• [Short exercise]:
Copy out each line that mentions the word "معجم".

Dataset entries
########

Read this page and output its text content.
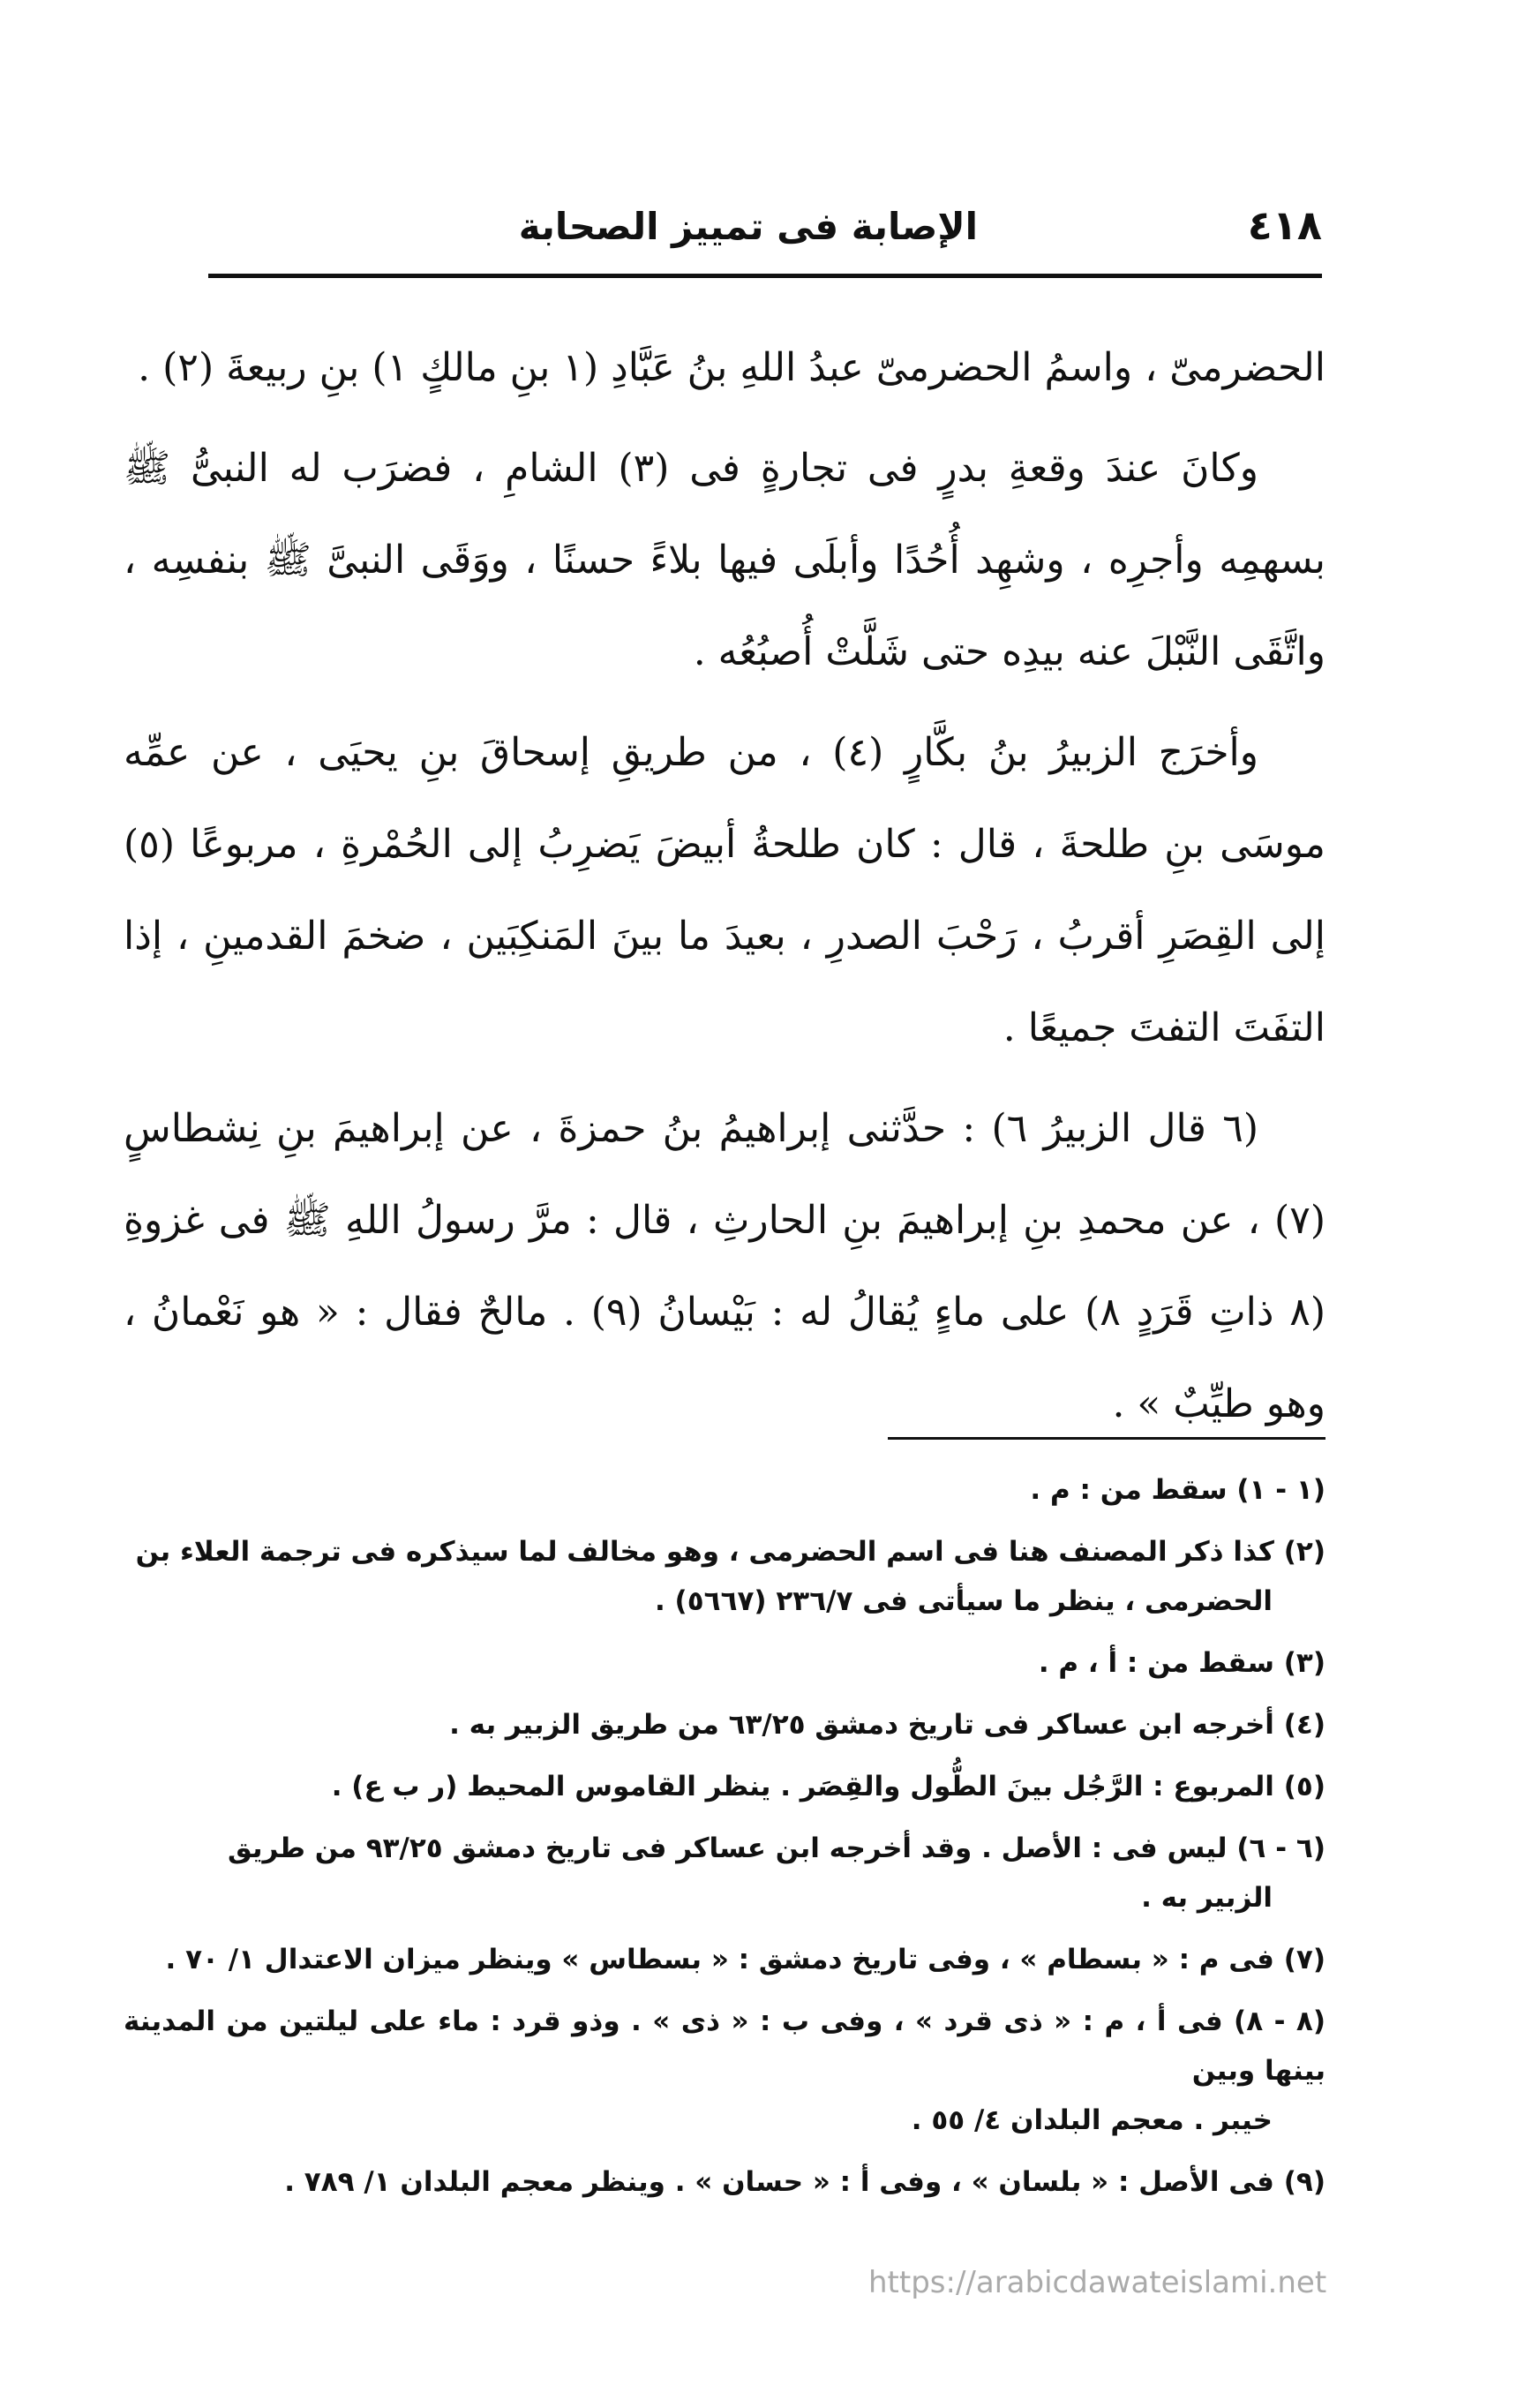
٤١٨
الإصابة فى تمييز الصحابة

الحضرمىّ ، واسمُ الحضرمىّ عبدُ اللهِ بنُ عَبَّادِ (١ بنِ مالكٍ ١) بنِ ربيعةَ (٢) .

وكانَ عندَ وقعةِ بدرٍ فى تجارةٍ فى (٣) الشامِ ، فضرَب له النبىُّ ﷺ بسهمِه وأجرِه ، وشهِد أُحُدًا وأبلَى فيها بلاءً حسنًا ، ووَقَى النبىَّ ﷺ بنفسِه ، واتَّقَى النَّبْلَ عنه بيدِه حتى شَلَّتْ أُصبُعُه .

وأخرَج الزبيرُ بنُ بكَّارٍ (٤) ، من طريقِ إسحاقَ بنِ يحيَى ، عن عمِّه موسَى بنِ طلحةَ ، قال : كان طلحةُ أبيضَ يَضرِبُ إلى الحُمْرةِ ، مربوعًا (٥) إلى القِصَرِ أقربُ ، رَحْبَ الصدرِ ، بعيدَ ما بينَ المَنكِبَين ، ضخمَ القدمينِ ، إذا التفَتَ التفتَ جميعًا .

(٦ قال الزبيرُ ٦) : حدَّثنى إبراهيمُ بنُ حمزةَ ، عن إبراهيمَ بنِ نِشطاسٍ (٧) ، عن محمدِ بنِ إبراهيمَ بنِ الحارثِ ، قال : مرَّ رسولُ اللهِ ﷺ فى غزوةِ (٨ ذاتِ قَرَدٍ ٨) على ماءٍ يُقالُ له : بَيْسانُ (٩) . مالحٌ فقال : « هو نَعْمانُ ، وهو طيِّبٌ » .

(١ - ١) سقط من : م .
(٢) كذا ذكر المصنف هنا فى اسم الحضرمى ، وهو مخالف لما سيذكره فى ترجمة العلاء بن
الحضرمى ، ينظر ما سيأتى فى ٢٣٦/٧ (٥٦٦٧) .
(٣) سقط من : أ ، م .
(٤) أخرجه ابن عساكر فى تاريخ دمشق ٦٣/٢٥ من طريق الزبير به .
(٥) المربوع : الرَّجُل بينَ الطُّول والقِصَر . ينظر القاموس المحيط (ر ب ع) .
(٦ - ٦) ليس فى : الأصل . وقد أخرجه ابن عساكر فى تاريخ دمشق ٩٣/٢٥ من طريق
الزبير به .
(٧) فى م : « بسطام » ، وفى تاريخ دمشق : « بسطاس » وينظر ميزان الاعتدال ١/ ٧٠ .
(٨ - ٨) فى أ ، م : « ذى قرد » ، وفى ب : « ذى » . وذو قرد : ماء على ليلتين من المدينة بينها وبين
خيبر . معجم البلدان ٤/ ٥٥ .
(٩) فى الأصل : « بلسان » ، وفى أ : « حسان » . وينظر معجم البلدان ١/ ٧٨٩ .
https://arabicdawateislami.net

########

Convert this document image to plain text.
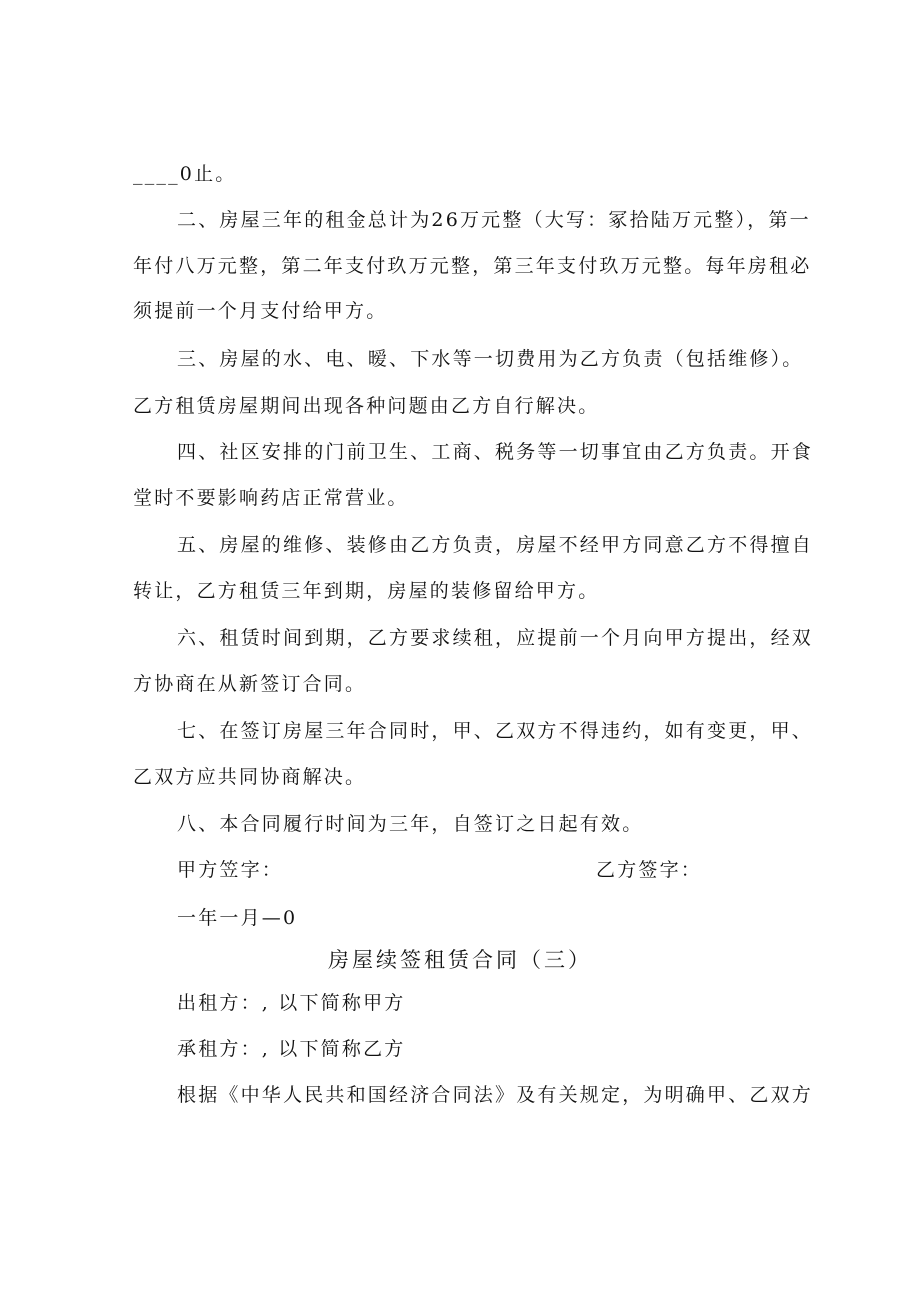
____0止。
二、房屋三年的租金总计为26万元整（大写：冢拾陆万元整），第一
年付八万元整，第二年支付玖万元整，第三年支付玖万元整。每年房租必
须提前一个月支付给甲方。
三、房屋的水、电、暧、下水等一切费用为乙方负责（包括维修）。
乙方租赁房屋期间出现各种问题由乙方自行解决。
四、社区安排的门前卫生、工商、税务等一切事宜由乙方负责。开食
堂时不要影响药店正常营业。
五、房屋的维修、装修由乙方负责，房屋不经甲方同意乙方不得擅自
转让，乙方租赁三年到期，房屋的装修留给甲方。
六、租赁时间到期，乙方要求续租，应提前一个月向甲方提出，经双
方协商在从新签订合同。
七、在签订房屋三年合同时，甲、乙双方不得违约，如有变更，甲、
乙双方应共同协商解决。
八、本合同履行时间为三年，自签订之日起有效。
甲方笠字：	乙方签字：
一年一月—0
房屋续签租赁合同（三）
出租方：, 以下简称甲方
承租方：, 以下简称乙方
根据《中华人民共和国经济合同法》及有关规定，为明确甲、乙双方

########

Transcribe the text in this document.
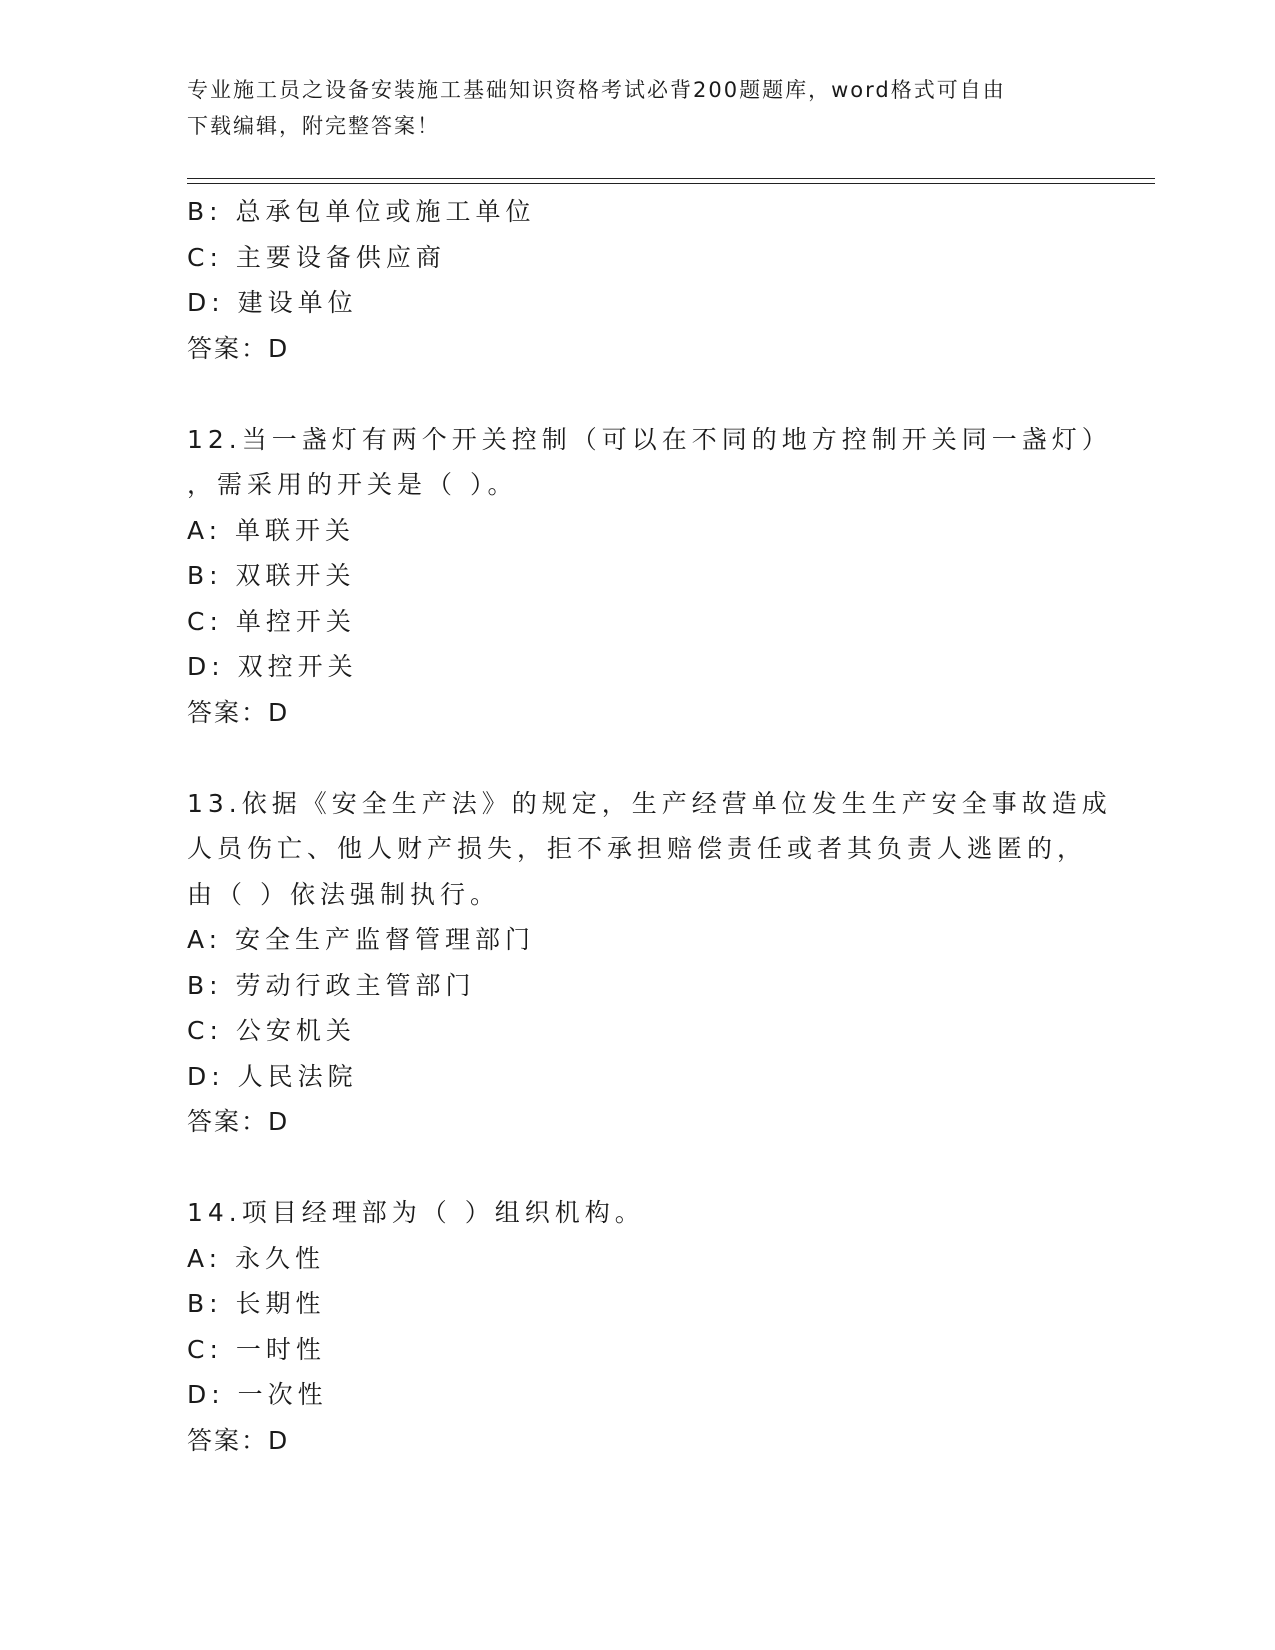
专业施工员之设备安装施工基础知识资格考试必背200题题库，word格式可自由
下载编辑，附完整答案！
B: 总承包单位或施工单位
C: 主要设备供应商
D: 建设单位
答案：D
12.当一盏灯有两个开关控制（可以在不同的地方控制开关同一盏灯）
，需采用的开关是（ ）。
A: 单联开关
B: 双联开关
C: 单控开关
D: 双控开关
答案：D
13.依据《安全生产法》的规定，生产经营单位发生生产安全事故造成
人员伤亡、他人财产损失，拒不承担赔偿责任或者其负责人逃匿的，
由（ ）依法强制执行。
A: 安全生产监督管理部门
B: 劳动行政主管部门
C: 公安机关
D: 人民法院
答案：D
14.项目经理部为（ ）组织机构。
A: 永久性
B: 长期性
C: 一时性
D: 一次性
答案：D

########

• [Written response]:
خيبر . معجم البلدان ٤/ ٥٥ .
(٩) فى الأصل : « بلسان » ، وفى أ : « حسان » . وينظر معجم البلدان ١/ ٧٨٩ .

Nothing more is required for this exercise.